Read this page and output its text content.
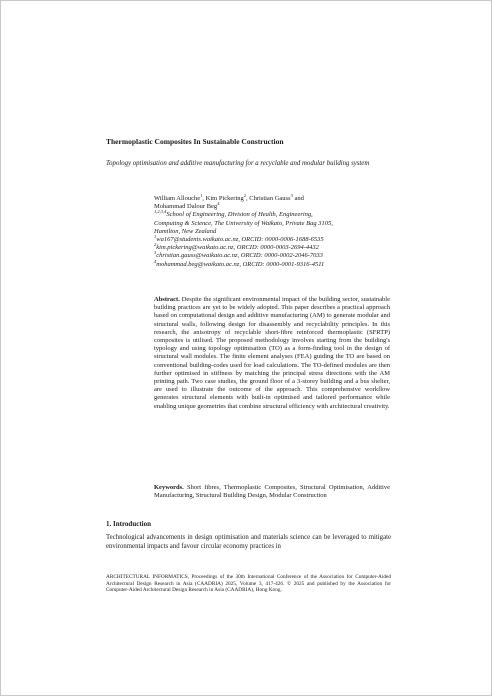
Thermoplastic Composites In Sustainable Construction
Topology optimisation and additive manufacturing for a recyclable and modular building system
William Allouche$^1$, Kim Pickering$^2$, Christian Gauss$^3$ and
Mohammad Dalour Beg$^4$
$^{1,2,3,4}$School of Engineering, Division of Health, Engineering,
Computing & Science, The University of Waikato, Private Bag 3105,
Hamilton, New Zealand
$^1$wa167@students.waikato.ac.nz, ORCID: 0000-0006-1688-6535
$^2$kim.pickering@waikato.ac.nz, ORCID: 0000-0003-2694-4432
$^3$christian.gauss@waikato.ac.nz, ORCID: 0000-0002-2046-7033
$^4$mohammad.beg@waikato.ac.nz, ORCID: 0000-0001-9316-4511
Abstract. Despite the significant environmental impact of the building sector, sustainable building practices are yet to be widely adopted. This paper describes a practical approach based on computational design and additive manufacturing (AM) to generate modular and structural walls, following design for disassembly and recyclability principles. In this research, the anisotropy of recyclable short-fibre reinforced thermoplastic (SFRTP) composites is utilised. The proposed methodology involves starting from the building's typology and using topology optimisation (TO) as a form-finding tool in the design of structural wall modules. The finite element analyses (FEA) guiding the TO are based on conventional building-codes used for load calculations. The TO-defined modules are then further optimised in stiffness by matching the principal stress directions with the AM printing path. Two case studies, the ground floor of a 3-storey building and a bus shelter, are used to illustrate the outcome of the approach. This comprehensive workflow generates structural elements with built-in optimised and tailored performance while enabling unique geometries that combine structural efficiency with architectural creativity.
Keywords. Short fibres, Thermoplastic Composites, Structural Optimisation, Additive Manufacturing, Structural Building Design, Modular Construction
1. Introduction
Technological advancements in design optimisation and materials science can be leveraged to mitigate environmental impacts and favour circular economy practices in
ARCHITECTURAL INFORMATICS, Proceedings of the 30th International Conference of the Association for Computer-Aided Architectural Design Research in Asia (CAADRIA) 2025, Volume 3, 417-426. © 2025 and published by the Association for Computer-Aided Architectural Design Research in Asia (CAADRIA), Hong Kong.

**TASK GOAL**
Every line above should be returned exactly; the pictures stay out.

**CORRECT RESPONSE**
Read this page and output its text content.
Thermoplastic Composites In Sustainable Construction
Topology optimisation and additive manufacturing for a recyclable and modular building system
William Allouche$^1$, Kim Pickering$^2$, Christian Gauss$^3$ and
Mohammad Dalour Beg$^4$
$^{1,2,3,4}$School of Engineering, Division of Health, Engineering,
Computing & Science, The University of Waikato, Private Bag 3105,
Hamilton, New Zealand
$^1$wa167@students.waikato.ac.nz, ORCID: 0000-0006-1688-6535
$^2$kim.pickering@waikato.ac.nz, ORCID: 0000-0003-2694-4432
$^3$christian.gauss@waikato.ac.nz, ORCID: 0000-0002-2046-7033
$^4$mohammad.beg@waikato.ac.nz, ORCID: 0000-0001-9316-4511
Abstract. Despite the significant environmental impact of the building sector, sustainable building practices are yet to be widely adopted. This paper describes a practical approach based on computational design and additive manufacturing (AM) to generate modular and structural walls, following design for disassembly and recyclability principles. In this research, the anisotropy of recyclable short-fibre reinforced thermoplastic (SFRTP) composites is utilised. The proposed methodology involves starting from the building's typology and using topology optimisation (TO) as a form-finding tool in the design of structural wall modules. The finite element analyses (FEA) guiding the TO are based on conventional building-codes used for load calculations. The TO-defined modules are then further optimised in stiffness by matching the principal stress directions with the AM printing path. Two case studies, the ground floor of a 3-storey building and a bus shelter, are used to illustrate the outcome of the approach. This comprehensive workflow generates structural elements with built-in optimised and tailored performance while enabling unique geometries that combine structural efficiency with architectural creativity.
Keywords. Short fibres, Thermoplastic Composites, Structural Optimisation, Additive Manufacturing, Structural Building Design, Modular Construction
1. Introduction
Technological advancements in design optimisation and materials science can be leveraged to mitigate environmental impacts and favour circular economy practices in
ARCHITECTURAL INFORMATICS, Proceedings of the 30th International Conference of the Association for Computer-Aided Architectural Design Research in Asia (CAADRIA) 2025, Volume 3, 417-426. © 2025 and published by the Association for Computer-Aided Architectural Design Research in Asia (CAADRIA), Hong Kong.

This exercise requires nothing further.